▶ _Exercise instructions_:
[a] In the Cassandra post, which method is invoked on the CassandraDaemon object to shut down a Cassandra node?
[b] Please write out the part of the Cassandra post that opens with the words containing "To shut down" and closes with "their environment, though.".

▶ _Text segment_:
[Start of section]

Evident ClearStone 5.0 uses Cassandra for its persistent storage of application performance monitoring data, as written about elsewhere in our blog. There are some cases where you might want to embed Cassandra within your Java application or run it as a webapp within your application server for testing purposes. Ching-Cheng Chen, longtime stalwart of the company, sat with me recently to help me with this blog post, furnishing all the detail. Let me start by sharing his strong suggestion that embedding Cassandra within Tomcat is not a good idea for production.
Here are some notes about embedding Cassandra within Tomcat:
Take a look at the Cassandra (for 0.7.0 release) start up script; it will give you clues on how to start up/shut down Cassandra within your own Java class.
To start up a Cassandra node, instantiate an org.apache.cassandra.thrift.CassandraDaemon object and invoke its activate() method in a separate thread.
To shut down the Cassandra node, invoke the deactivate() method on the CassandraDaemon object you created during start up.
The default Cassandra thread pool worked fine for us in our testing mode. Everyone should modify their Cassandra thread pool configuration according to their environment, though.
But what about the configuration? Cassandra will load the configuration file cassandra.yaml if found in the classpath by default. If there is a need to use different configuration base on environment, you can always generate a configuration file on the fly. To generate Cassandra configuration file dynamically, instantiate an org.apache.cassandra.config.Config object and populate it with your preferred configuration, then write the configuration using the snakeyaml API included in Cassandra distribution.
import org.apache.cassandra.config.Config;
import org.apache.cassandra.utils.SkipNullRepresenter;
import org.yaml.snakeyaml.Dumper;
import org.yaml.snakeyaml.DumperOptions;
import org.yaml.snakeyaml.Yaml;
import org.yaml.snakeyaml.nodes.Tag;
…
// create configuation object
Config config = new Config();
config.cluster_name = “ClusterName”;
config.rpc_port = 9160;
…
// write configuration file
FileWriter fw = new FileWriter(new File(classPathDir+”/cassandra.yaml”));
DumperOptions options =DumperOptions();
options.setDefaultFlowStyle(DumperOptions.FlowStyle.BLOCK);
SkipNullRepresenter representer = newSkipNullRepresenter();
representer.addClassTag(Config.class, Tag.MAP);
Dumper dumper = new Dumper(representer, options);
Yaml yaml = new Yaml(dumper);
yaml.dump(config, fw);
fw.close();
I close with this reminder: Do NOT use this for production; your application(s) will compete for resources with Cassandra; that is certainly not a good thing. For the simpler testing environment, though, it can be useful.

[End of section]

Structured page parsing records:
[Start of section]

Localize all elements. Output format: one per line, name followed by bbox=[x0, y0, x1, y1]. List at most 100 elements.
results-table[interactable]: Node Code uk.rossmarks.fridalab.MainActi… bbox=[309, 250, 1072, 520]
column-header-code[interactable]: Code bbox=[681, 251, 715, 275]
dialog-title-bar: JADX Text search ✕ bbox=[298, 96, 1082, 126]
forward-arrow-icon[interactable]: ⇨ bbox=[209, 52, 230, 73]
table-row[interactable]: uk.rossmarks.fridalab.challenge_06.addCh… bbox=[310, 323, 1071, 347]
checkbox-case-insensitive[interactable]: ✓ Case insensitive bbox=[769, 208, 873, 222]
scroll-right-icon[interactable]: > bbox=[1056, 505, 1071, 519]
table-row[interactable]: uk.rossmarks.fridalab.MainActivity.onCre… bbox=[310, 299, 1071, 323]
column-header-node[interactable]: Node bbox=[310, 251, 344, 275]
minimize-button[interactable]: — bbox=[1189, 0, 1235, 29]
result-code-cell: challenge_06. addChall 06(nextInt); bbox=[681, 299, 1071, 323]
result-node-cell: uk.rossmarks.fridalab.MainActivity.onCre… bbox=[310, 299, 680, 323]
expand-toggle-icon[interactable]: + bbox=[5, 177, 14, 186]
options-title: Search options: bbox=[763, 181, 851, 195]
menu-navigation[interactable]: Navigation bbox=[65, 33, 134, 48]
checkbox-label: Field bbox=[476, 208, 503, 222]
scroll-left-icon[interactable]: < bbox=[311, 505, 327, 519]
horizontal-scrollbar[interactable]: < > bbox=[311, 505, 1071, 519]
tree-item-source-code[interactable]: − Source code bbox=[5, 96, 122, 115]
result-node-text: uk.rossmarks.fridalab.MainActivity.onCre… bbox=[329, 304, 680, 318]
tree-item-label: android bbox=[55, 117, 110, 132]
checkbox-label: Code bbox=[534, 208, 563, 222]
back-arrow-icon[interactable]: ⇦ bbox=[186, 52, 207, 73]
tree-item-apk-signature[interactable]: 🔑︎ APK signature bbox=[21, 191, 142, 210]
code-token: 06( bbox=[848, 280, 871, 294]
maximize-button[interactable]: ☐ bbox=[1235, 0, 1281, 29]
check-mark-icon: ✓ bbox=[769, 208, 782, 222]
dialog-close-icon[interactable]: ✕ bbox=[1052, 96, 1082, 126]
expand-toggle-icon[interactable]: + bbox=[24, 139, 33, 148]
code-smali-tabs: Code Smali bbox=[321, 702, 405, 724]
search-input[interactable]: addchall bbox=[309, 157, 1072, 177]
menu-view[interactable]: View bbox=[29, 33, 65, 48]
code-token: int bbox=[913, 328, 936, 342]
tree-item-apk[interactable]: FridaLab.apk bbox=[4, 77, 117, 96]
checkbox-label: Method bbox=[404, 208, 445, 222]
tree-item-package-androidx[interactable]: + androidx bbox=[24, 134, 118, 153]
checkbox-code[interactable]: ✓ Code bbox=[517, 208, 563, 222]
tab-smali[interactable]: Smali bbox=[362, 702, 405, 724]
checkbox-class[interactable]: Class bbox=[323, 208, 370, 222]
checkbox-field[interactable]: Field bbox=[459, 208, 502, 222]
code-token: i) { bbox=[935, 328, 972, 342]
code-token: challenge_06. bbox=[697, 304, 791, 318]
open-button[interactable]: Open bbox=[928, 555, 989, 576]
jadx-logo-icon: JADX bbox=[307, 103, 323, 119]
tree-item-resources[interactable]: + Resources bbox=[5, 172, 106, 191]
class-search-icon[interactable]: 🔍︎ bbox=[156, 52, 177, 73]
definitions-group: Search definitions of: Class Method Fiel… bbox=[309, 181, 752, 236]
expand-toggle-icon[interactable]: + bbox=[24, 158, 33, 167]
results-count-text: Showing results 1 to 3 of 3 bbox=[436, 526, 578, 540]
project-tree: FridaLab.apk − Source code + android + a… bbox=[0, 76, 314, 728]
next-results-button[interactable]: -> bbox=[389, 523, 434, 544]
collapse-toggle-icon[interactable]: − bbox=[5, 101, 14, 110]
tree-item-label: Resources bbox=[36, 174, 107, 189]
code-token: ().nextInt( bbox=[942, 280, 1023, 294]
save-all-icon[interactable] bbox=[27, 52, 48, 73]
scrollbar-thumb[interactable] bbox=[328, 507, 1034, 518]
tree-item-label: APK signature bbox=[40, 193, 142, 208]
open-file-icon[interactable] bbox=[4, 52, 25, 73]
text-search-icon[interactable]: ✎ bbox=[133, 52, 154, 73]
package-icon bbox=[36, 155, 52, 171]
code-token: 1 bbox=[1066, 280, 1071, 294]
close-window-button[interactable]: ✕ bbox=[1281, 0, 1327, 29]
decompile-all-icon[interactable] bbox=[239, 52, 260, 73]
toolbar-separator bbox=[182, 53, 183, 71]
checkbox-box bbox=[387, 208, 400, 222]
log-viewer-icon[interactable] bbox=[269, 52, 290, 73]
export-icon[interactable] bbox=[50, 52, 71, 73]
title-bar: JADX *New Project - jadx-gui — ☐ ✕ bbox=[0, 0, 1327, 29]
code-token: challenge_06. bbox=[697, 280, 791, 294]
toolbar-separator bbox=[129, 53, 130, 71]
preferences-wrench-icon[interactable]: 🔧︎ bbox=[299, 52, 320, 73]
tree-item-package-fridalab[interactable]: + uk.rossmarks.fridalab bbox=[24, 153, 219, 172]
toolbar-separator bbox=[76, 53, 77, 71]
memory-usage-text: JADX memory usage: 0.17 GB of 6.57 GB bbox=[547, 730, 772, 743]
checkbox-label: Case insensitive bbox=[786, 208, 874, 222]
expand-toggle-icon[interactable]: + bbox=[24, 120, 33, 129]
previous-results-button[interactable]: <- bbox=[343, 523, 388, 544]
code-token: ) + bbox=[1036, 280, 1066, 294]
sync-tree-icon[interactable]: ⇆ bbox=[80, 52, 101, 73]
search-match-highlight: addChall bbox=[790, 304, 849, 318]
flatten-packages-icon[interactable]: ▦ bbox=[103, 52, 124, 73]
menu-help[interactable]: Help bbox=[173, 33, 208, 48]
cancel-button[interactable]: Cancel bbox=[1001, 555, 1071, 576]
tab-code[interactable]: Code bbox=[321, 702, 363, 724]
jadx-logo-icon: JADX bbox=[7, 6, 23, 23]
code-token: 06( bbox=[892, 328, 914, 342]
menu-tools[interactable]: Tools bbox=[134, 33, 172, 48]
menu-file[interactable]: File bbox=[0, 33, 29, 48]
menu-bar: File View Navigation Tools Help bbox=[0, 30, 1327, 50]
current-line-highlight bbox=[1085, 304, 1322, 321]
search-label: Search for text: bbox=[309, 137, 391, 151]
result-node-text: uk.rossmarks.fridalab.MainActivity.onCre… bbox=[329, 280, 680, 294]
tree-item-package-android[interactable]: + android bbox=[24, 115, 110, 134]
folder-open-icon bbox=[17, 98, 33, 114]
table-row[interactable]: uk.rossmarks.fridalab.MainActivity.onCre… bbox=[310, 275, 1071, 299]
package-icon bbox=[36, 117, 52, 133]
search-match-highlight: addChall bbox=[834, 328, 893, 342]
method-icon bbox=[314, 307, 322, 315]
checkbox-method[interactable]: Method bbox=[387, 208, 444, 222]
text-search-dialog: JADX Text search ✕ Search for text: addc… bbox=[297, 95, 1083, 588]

[End of section]

▶ _Solutions to each task_:
[a] The deactivate() method.

[b]
To shut down the Cassandra node, invoke the deactivate() method on the CassandraDaemon object you created during start up.
The default Cassandra thread pool worked fine for us in our testing mode. Everyone should modify their Cassandra thread pool configuration according to their environment, though.